* [QUESTIONS ON THE MATERIAL]:
a. Reproduce the passage on innovation funding from "I think we’ll" up to and including "has to change.".
b. Carry on the passage on innovation funding from its last sentence, adding new text that follows on from it.

Top of SELECTED EXCERPT

I think we’ll find that the disintermediation of the investment community cannot continue. We need support at the most organic stage of innovation. And yet that I the stage at which the industry and the investment communities, have fled. Everybody uses the term the “valley of death,” which I think is over-used and misunderstood—same thing with “early-stage investment.” When you’re talking about innovation in the way in which we grind it out, that’s organic-stage. And that’s where it’s difficult—the money we need is the suborganic, or initial-level funding. I hear “too early, too risky,” all the time. But ideas have to start somewhere. And one of these days, the venture community, which has completely evaporated from us—that situation has to change.

Bottom of SELECTED EXCERPT
Top of EXCERPTED DATA

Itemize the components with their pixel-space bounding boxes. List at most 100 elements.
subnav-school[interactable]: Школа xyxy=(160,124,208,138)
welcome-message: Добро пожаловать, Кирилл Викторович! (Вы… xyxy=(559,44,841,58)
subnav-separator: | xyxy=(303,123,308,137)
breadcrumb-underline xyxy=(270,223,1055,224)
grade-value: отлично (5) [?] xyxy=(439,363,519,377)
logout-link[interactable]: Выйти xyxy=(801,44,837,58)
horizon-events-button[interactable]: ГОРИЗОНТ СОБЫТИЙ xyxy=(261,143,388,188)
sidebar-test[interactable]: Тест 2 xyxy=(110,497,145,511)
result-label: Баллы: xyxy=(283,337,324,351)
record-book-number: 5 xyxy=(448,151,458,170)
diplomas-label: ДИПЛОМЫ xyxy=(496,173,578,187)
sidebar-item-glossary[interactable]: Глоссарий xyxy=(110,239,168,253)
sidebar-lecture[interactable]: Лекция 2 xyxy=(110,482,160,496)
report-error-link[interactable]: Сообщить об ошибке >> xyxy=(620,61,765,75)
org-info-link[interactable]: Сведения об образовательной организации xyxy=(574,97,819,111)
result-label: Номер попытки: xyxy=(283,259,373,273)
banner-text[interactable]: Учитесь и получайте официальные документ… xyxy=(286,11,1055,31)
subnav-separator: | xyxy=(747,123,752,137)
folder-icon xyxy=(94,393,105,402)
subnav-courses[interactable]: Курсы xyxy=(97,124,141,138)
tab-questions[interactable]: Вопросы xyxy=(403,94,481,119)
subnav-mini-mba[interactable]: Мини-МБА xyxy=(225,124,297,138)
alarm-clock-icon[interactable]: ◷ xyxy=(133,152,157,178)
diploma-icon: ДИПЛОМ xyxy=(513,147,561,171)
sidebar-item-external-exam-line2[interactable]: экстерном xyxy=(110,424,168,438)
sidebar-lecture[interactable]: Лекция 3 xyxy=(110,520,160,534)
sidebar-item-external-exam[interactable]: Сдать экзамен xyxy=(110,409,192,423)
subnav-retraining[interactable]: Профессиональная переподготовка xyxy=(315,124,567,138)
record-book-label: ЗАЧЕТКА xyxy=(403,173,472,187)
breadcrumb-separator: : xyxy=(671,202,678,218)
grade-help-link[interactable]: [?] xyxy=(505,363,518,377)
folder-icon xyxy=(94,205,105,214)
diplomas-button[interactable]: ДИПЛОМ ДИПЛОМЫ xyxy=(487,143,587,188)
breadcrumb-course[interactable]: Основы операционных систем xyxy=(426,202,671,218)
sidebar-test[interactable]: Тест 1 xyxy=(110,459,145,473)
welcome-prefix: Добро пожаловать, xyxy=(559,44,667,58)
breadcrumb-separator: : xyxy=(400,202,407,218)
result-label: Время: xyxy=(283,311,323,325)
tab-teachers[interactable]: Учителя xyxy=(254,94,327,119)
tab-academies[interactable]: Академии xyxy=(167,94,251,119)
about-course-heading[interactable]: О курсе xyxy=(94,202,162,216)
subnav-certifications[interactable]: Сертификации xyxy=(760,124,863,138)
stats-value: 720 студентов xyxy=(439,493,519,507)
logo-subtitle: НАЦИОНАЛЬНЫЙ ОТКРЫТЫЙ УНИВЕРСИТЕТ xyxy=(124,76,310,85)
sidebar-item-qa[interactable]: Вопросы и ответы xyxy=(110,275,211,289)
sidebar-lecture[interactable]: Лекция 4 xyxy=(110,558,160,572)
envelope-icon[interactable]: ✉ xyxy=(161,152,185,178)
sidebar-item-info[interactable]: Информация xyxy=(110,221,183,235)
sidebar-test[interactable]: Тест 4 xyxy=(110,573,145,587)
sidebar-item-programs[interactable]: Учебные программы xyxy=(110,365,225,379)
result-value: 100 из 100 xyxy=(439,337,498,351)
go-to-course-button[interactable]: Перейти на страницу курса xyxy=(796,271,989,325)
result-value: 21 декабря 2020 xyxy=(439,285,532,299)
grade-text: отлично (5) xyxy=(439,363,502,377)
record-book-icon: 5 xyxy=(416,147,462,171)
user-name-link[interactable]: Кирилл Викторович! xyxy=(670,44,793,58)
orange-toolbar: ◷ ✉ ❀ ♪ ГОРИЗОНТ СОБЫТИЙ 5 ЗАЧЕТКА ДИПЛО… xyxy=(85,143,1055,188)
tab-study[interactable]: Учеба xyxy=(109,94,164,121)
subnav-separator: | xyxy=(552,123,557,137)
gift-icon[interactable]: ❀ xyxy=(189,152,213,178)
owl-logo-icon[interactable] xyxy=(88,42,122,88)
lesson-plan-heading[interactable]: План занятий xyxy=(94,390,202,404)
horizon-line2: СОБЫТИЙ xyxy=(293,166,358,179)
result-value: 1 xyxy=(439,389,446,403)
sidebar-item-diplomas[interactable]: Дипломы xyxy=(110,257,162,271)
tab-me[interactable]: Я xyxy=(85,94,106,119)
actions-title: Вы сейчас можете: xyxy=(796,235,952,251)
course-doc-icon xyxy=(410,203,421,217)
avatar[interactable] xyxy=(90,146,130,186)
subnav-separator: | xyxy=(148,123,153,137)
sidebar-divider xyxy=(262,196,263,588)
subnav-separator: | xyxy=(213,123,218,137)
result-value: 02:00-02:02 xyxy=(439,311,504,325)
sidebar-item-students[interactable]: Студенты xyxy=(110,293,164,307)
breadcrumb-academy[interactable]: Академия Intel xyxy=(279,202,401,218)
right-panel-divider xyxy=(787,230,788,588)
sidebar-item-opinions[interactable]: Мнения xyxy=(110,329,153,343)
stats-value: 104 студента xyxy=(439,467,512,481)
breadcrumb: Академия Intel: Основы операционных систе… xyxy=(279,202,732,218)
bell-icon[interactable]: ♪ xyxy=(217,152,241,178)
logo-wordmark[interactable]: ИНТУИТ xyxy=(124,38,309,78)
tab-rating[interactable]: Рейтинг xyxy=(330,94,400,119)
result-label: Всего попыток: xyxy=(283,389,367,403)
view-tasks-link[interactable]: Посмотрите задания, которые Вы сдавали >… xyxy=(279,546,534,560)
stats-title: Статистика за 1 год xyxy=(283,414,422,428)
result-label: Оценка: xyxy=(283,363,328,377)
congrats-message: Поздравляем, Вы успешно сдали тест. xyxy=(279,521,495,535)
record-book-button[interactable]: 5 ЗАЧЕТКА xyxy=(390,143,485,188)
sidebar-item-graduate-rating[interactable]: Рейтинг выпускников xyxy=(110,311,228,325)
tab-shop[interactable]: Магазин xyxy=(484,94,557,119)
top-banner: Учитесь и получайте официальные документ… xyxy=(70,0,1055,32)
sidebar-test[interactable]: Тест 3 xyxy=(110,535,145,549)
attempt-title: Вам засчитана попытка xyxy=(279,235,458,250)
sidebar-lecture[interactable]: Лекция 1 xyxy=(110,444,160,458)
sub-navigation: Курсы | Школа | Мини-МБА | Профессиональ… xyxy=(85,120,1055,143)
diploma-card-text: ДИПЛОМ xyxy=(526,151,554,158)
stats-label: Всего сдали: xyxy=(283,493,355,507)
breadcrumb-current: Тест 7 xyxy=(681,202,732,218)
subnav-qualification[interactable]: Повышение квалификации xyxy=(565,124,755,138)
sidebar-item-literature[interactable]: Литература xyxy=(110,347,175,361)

Bottom of EXCERPTED DATA

* [ANSWERS BY TASK]:
a.
I think we’ll find that the disintermediation of the investment community cannot continue. We need support at the most organic stage of innovation. And yet that I the stage at which the industry and the investment communities, have fled. Everybody uses the term the “valley of death,” which I think is over-used and misunderstood—same thing with “early-stage investment.” When you’re talking about innovation in the way in which we grind it out, that’s organic-stage. And that’s where it’s difficult—the money we need is the suborganic, or initial-level funding. I hear “too early, too risky,” all the time. But ideas have to start somewhere. And one of these days, the venture community, which has completely evaporated from us—that situation has to change.

b.
So you’ve got to advocate for yourself. So we have to get that message out. So that’s why we’re looking for other resources—the state of Ohio, for instance. The Third Frontier and JobsOhio, have helped. But the idea is, get the word out, look for other partners, and we have to do our part. So don’t say, no, Dr. Jones, don’t come to me with a napkin, come to me with a prototype. Don’t do that. But I’ve accessed the world of financial engineers. So growing the collaboration grows the portfolio. You’re spreading the risk. And so we’re increasing the shots on goal, which means you’re increasing your batting average and maybe even your slugging average. So will the investment community stop saying, “too early, too risky,” stop saying, “We don’t write checks that small”? because on any given day, we have a barrel full of things that need early-concept money—say, $50,000. We have a bucket-full of things that need $100,000. We have projects that need more money than that, smaller numbers of such projects. That’s the pyramid of projects. And that’s innovation. Not every idea you have ends up being the next big thing. It’s tough to predict. And I spend a lot of my time now looking at early predictive analytics for outcomes of innovation.
A couple of game-changers: everybody in the ecosystem, providers, vendors, investors, government, have to come together to solve the capital gap. Second, some of us are working very hard to streamline innovation. We’re trying to figure out ways to have better predictive analytics for eventual outcomes, including financial outcomes, lives saved, derivative products, etc. I’m working very hard on developing that type of platform.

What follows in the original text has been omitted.